--- BEGIN RAW RECORDS ---

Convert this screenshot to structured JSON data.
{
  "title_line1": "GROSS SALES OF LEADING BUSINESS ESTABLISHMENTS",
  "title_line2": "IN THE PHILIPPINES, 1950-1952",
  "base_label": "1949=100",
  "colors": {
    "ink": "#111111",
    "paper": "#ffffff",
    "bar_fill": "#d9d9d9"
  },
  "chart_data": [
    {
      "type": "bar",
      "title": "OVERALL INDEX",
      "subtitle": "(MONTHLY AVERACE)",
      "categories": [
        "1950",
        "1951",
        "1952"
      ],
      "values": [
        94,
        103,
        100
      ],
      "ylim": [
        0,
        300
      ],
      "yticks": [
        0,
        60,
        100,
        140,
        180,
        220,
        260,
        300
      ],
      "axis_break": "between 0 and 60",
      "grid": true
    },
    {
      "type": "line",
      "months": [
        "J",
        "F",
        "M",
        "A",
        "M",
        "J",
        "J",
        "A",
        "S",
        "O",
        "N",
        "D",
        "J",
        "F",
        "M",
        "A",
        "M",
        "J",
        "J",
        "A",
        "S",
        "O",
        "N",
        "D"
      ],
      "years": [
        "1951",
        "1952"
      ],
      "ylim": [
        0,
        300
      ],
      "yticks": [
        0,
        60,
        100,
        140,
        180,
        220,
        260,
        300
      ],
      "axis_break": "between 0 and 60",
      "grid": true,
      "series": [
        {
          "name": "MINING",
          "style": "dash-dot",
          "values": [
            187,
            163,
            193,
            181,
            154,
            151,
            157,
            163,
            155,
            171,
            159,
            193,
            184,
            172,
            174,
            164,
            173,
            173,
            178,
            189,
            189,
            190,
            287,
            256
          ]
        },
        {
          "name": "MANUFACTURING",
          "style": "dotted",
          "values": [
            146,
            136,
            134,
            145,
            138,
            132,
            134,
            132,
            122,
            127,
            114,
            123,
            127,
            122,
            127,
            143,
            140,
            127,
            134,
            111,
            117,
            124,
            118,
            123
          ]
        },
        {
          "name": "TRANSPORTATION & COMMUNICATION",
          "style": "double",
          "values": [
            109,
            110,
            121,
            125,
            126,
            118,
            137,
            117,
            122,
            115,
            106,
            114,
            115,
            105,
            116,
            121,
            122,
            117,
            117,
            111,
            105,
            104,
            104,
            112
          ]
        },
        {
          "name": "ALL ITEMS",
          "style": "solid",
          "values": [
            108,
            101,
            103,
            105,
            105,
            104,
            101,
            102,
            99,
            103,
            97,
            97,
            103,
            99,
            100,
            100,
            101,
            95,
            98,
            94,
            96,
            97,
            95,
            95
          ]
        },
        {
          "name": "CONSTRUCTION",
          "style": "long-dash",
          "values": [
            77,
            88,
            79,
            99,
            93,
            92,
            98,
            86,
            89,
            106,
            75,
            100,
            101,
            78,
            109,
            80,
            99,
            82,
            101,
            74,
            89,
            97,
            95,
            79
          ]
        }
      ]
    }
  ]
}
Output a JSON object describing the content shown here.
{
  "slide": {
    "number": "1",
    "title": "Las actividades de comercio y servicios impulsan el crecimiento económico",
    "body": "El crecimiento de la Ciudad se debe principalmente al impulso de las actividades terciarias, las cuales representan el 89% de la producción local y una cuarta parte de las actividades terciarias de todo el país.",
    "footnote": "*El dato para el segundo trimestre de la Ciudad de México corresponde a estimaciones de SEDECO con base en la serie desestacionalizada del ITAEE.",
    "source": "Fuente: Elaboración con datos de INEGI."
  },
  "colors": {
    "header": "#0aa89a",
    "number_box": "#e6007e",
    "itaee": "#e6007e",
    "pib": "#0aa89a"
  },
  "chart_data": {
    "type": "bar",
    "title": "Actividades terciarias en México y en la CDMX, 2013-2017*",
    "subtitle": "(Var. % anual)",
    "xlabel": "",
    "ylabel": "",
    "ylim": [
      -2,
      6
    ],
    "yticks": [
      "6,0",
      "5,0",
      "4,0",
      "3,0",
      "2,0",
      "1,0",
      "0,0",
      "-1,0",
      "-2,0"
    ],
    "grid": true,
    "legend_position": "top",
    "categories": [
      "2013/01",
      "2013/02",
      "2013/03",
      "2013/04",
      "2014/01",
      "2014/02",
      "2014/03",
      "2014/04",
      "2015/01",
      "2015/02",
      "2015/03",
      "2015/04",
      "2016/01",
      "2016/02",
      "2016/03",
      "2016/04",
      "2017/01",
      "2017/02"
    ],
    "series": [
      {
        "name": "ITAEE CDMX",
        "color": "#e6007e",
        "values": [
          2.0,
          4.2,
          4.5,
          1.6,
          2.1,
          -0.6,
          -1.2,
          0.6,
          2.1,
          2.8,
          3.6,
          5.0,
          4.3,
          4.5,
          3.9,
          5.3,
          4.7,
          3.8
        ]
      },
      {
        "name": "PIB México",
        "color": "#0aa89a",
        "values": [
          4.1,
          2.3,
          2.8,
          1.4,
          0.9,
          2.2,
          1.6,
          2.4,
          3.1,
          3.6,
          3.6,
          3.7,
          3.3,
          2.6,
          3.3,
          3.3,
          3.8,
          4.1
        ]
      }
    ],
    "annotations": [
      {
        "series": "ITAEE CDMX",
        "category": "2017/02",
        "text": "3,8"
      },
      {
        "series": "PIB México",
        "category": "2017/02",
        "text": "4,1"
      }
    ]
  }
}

--- END RAW RECORDS ---

> **DIRECTIVE**: Write every line of the material above again, exactly.

> **THE RESULT**:
Convert this screenshot to structured JSON data.
{
  "title_line1": "GROSS SALES OF LEADING BUSINESS ESTABLISHMENTS",
  "title_line2": "IN THE PHILIPPINES, 1950-1952",
  "base_label": "1949=100",
  "colors": {
    "ink": "#111111",
    "paper": "#ffffff",
    "bar_fill": "#d9d9d9"
  },
  "chart_data": [
    {
      "type": "bar",
      "title": "OVERALL INDEX",
      "subtitle": "(MONTHLY AVERACE)",
      "categories": [
        "1950",
        "1951",
        "1952"
      ],
      "values": [
        94,
        103,
        100
      ],
      "ylim": [
        0,
        300
      ],
      "yticks": [
        0,
        60,
        100,
        140,
        180,
        220,
        260,
        300
      ],
      "axis_break": "between 0 and 60",
      "grid": true
    },
    {
      "type": "line",
      "months": [
        "J",
        "F",
        "M",
        "A",
        "M",
        "J",
        "J",
        "A",
        "S",
        "O",
        "N",
        "D",
        "J",
        "F",
        "M",
        "A",
        "M",
        "J",
        "J",
        "A",
        "S",
        "O",
        "N",
        "D"
      ],
      "years": [
        "1951",
        "1952"
      ],
      "ylim": [
        0,
        300
      ],
      "yticks": [
        0,
        60,
        100,
        140,
        180,
        220,
        260,
        300
      ],
      "axis_break": "between 0 and 60",
      "grid": true,
      "series": [
        {
          "name": "MINING",
          "style": "dash-dot",
          "values": [
            187,
            163,
            193,
            181,
            154,
            151,
            157,
            163,
            155,
            171,
            159,
            193,
            184,
            172,
            174,
            164,
            173,
            173,
            178,
            189,
            189,
            190,
            287,
            256
          ]
        },
        {
          "name": "MANUFACTURING",
          "style": "dotted",
          "values": [
            146,
            136,
            134,
            145,
            138,
            132,
            134,
            132,
            122,
            127,
            114,
            123,
            127,
            122,
            127,
            143,
            140,
            127,
            134,
            111,
            117,
            124,
            118,
            123
          ]
        },
        {
          "name": "TRANSPORTATION & COMMUNICATION",
          "style": "double",
          "values": [
            109,
            110,
            121,
            125,
            126,
            118,
            137,
            117,
            122,
            115,
            106,
            114,
            115,
            105,
            116,
            121,
            122,
            117,
            117,
            111,
            105,
            104,
            104,
            112
          ]
        },
        {
          "name": "ALL ITEMS",
          "style": "solid",
          "values": [
            108,
            101,
            103,
            105,
            105,
            104,
            101,
            102,
            99,
            103,
            97,
            97,
            103,
            99,
            100,
            100,
            101,
            95,
            98,
            94,
            96,
            97,
            95,
            95
          ]
        },
        {
          "name": "CONSTRUCTION",
          "style": "long-dash",
          "values": [
            77,
            88,
            79,
            99,
            93,
            92,
            98,
            86,
            89,
            106,
            75,
            100,
            101,
            78,
            109,
            80,
            99,
            82,
            101,
            74,
            89,
            97,
            95,
            79
          ]
        }
      ]
    }
  ]
}
Output a JSON object describing the content shown here.
{
  "slide": {
    "number": "1",
    "title": "Las actividades de comercio y servicios impulsan el crecimiento económico",
    "body": "El crecimiento de la Ciudad se debe principalmente al impulso de las actividades terciarias, las cuales representan el 89% de la producción local y una cuarta parte de las actividades terciarias de todo el país.",
    "footnote": "*El dato para el segundo trimestre de la Ciudad de México corresponde a estimaciones de SEDECO con base en la serie desestacionalizada del ITAEE.",
    "source": "Fuente: Elaboración con datos de INEGI."
  },
  "colors": {
    "header": "#0aa89a",
    "number_box": "#e6007e",
    "itaee": "#e6007e",
    "pib": "#0aa89a"
  },
  "chart_data": {
    "type": "bar",
    "title": "Actividades terciarias en México y en la CDMX, 2013-2017*",
    "subtitle": "(Var. % anual)",
    "xlabel": "",
    "ylabel": "",
    "ylim": [
      -2,
      6
    ],
    "yticks": [
      "6,0",
      "5,0",
      "4,0",
      "3,0",
      "2,0",
      "1,0",
      "0,0",
      "-1,0",
      "-2,0"
    ],
    "grid": true,
    "legend_position": "top",
    "categories": [
      "2013/01",
      "2013/02",
      "2013/03",
      "2013/04",
      "2014/01",
      "2014/02",
      "2014/03",
      "2014/04",
      "2015/01",
      "2015/02",
      "2015/03",
      "2015/04",
      "2016/01",
      "2016/02",
      "2016/03",
      "2016/04",
      "2017/01",
      "2017/02"
    ],
    "series": [
      {
        "name": "ITAEE CDMX",
        "color": "#e6007e",
        "values": [
          2.0,
          4.2,
          4.5,
          1.6,
          2.1,
          -0.6,
          -1.2,
          0.6,
          2.1,
          2.8,
          3.6,
          5.0,
          4.3,
          4.5,
          3.9,
          5.3,
          4.7,
          3.8
        ]
      },
      {
        "name": "PIB México",
        "color": "#0aa89a",
        "values": [
          4.1,
          2.3,
          2.8,
          1.4,
          0.9,
          2.2,
          1.6,
          2.4,
          3.1,
          3.6,
          3.6,
          3.7,
          3.3,
          2.6,
          3.3,
          3.3,
          3.8,
          4.1
        ]
      }
    ],
    "annotations": [
      {
        "series": "ITAEE CDMX",
        "category": "2017/02",
        "text": "3,8"
      },
      {
        "series": "PIB México",
        "category": "2017/02",
        "text": "4,1"
      }
    ]
  }
}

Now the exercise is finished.